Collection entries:
§

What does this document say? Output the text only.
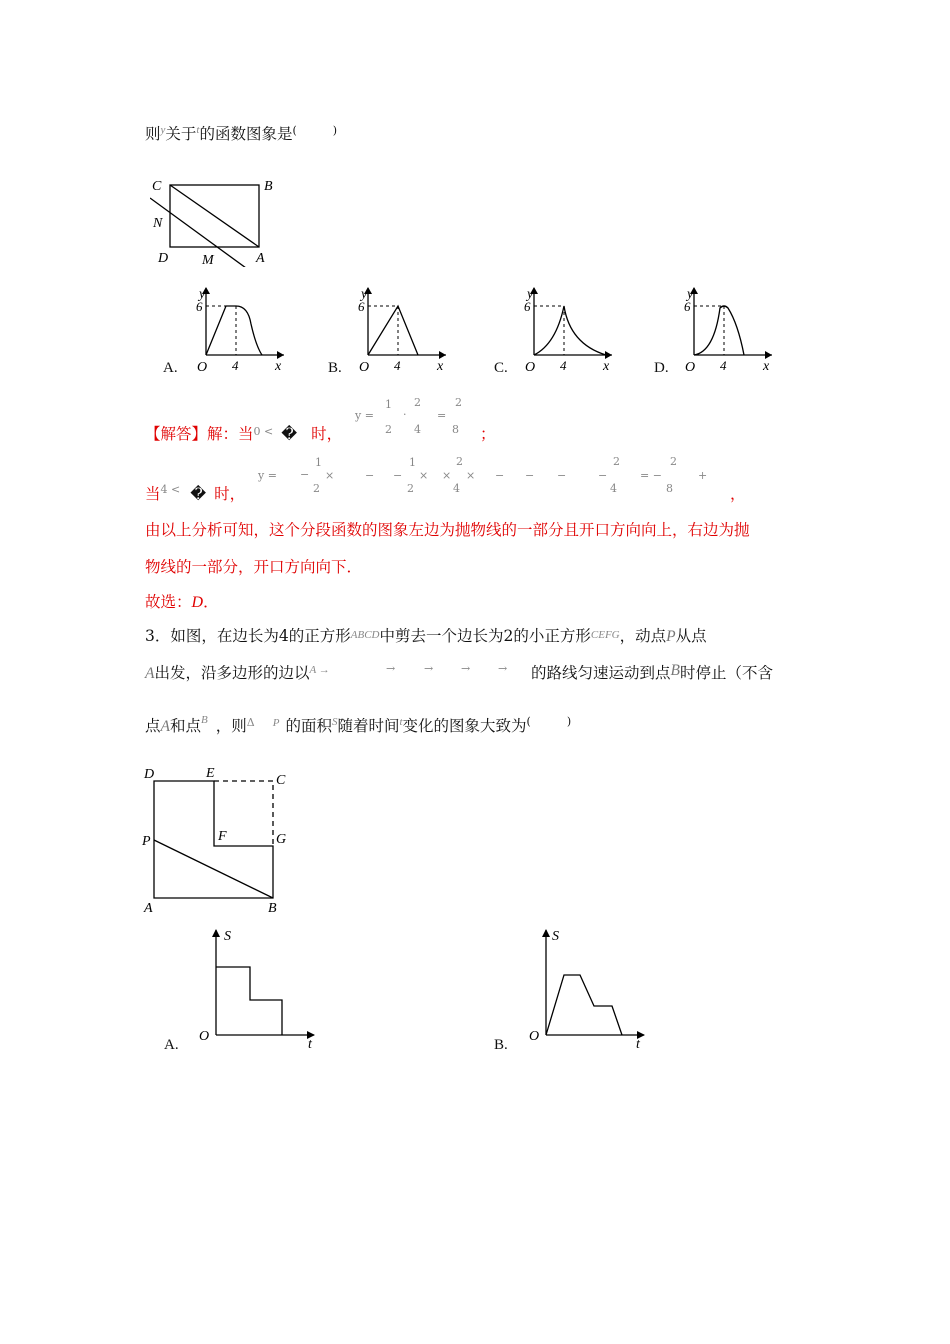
则$^y$关于$^t$的函数图象是(	)
C	B
N
D M	A
A.
y
6
O 4	x	B.
y
6
O 4	x	C.
y
6
O 4	x	D.
y
6
O 4	x
【解答】解：当$^{0 <}$ � 时，
y =
1
2
·
2
4
=
2
8 ；
当$^{4 <}$ � 时，
y = −
1
2
×	− −
1
2
× ×
2
4
× − − −	−
2
4
= −
2
8
+
，
由以上分析可知，这个分段函数的图象左边为抛物线的一部分且开口方向向上，右边为抛
物线的一部分，开口方向向下．
故选：D．
3．如图，在边长为4的正方形ABCD中剪去一个边长为2的小正方形CEFG，动点P从点
A出发，沿多边形的边以$^{A \to}$	→	→	→	→ 的路线匀速运动到点B时停止（不含
点A和点$^B$ ，则$^\Delta$ $^P$ 的面积$^S$随着时间$^t$变化的图象大致为(	)
D	E	C
P	F	G
A	B
A.
S
O
t	B.
S
O
t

§

Goal of the exercise:
Transcribe every entry word for word, but skip the pictures.

Complete output:
What does this document say? Output the text only.
则$^y$关于$^t$的函数图象是(	)
C	B
N
D M	A
A.
y
6
O 4	x	B.
y
6
O 4	x	C.
y
6
O 4	x	D.
y
6
O 4	x
【解答】解：当$^{0 <}$ � 时，
y =
1
2
·
2
4
=
2
8 ；
当$^{4 <}$ � 时，
y = −
1
2
×	− −
1
2
× ×
2
4
× − − −	−
2
4
= −
2
8
+
，
由以上分析可知，这个分段函数的图象左边为抛物线的一部分且开口方向向上，右边为抛
物线的一部分，开口方向向下．
故选：D．
3．如图，在边长为4的正方形ABCD中剪去一个边长为2的小正方形CEFG，动点P从点
A出发，沿多边形的边以$^{A \to}$	→	→	→	→ 的路线匀速运动到点B时停止（不含
点A和点$^B$ ，则$^\Delta$ $^P$ 的面积$^S$随着时间$^t$变化的图象大致为(	)
D	E	C
P	F	G
A	B
A.
S
O
t	B.
S
O
t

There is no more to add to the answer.